(Items from a figure collection)

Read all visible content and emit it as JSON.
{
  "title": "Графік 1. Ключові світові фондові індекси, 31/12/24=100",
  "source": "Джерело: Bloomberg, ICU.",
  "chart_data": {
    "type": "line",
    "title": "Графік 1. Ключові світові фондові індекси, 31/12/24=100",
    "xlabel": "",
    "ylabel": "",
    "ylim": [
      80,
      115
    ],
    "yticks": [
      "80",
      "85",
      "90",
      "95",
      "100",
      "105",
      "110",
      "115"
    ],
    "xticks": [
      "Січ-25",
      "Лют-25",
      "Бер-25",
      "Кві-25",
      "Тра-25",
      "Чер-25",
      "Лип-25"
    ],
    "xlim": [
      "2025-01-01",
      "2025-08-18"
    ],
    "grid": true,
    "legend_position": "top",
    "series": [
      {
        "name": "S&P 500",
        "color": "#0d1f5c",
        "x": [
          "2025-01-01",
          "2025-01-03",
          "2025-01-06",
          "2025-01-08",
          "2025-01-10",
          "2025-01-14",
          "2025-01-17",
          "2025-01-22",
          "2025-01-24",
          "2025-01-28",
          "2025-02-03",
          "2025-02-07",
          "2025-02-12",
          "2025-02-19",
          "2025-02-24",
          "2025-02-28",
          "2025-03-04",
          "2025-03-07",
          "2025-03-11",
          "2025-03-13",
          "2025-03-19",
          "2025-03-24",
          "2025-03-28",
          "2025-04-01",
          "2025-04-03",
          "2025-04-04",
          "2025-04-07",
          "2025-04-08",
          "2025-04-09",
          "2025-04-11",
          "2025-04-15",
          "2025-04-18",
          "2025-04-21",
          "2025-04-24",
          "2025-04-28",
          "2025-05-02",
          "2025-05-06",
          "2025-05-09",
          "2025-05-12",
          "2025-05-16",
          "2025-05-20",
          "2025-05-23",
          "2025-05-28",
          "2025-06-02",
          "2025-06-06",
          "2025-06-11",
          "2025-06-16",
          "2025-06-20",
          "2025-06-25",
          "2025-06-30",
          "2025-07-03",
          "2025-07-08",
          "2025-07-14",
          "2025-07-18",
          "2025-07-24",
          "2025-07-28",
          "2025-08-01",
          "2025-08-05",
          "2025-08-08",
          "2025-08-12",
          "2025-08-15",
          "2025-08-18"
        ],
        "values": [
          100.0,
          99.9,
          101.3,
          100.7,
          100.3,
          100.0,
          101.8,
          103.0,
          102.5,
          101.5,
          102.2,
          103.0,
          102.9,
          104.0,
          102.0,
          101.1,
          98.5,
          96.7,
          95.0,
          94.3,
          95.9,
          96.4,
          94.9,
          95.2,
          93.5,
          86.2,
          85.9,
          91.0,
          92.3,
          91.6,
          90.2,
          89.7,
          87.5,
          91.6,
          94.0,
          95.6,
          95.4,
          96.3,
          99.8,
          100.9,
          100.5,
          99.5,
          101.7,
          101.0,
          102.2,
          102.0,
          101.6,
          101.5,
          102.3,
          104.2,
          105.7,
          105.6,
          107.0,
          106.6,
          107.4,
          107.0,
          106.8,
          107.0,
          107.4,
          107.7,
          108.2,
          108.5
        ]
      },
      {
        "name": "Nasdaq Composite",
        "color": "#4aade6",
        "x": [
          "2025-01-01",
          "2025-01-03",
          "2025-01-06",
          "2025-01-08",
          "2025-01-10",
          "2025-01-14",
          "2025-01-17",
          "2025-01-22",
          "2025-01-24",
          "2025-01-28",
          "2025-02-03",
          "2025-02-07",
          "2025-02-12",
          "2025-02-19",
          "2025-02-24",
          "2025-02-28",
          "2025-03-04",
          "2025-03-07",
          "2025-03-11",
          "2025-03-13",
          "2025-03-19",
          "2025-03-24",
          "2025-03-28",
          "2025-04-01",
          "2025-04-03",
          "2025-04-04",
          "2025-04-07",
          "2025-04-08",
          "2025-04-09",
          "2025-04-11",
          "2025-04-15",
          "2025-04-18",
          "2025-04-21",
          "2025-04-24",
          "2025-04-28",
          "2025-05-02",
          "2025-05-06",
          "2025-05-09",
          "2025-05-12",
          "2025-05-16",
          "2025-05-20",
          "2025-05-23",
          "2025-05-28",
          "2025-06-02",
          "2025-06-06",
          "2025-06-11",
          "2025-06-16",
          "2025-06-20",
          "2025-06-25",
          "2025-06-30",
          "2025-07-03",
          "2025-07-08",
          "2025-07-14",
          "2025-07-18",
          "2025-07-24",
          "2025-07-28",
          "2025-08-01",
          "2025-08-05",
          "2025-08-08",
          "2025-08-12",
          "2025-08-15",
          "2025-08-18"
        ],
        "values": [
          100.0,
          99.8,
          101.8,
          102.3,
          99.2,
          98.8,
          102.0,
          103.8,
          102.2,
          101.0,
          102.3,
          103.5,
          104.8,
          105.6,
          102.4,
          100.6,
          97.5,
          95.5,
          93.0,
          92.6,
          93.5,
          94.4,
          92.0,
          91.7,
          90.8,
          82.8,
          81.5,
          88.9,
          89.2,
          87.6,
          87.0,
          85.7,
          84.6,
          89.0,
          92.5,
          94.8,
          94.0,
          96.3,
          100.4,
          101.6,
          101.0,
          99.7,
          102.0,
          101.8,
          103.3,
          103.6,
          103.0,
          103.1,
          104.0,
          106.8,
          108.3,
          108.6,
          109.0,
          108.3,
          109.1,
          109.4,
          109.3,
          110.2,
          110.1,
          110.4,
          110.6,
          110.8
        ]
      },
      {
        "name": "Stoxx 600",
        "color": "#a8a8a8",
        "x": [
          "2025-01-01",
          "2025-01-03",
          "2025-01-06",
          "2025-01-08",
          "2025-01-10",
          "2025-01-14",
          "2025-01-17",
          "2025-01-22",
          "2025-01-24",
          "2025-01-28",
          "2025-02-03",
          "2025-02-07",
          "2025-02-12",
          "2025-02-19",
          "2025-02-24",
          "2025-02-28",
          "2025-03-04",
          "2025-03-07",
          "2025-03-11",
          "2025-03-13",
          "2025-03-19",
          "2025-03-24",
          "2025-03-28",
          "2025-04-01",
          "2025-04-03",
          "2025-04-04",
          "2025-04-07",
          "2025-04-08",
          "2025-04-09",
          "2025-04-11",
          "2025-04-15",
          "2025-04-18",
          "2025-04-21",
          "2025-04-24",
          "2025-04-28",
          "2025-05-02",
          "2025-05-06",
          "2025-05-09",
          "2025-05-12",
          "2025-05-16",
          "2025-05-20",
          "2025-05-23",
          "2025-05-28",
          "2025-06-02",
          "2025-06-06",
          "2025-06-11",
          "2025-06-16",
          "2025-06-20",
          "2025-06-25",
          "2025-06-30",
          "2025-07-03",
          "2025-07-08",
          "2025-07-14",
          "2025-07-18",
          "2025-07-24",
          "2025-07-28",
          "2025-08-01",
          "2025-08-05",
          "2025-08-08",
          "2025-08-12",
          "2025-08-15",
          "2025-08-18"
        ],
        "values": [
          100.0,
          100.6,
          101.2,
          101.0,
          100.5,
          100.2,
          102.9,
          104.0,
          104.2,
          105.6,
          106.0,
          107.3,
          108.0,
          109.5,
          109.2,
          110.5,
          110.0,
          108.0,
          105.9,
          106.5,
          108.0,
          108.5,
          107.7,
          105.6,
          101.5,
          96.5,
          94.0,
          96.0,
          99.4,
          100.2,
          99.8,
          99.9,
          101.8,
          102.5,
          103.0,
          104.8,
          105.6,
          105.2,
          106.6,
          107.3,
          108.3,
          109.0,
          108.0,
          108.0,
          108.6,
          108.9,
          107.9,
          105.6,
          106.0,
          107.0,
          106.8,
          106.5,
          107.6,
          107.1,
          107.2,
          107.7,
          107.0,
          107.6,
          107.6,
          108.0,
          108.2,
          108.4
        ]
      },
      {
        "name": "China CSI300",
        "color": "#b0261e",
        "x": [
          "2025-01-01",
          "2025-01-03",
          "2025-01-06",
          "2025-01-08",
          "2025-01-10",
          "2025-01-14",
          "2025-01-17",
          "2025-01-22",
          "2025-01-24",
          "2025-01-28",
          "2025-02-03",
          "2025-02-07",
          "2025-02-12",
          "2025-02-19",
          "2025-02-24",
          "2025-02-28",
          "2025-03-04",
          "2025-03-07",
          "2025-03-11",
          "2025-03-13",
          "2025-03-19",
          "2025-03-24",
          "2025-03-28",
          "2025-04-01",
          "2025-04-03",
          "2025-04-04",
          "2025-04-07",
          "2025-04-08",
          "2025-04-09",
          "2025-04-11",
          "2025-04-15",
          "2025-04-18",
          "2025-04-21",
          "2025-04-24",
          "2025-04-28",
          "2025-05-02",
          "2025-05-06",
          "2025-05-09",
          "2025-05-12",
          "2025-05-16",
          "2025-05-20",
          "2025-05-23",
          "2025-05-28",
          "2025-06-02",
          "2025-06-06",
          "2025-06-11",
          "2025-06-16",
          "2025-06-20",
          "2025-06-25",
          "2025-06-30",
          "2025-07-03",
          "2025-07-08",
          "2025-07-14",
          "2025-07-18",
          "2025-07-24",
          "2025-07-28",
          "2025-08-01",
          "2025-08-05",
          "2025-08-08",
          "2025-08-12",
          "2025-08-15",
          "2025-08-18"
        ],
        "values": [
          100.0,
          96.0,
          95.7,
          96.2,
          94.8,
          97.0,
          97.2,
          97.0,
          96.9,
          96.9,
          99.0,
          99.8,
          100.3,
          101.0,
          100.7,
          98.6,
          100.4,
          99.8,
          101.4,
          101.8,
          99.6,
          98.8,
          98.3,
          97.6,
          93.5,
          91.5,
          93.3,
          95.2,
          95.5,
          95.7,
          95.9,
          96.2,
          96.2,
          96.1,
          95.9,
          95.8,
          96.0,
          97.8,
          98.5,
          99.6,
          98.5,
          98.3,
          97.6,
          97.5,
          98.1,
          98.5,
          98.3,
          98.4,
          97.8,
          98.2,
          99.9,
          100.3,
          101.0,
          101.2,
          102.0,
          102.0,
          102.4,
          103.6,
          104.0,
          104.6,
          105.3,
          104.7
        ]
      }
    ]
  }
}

## TASK INSTRUCTIONS
Find "світові". Copy every line it occurs in.

## EXERCISE RESPONSE
  "title": "Графік 1. Ключові світові фондові індекси, 31/12/24=100",
    "title": "Графік 1. Ключові світові фондові індекси, 31/12/24=100",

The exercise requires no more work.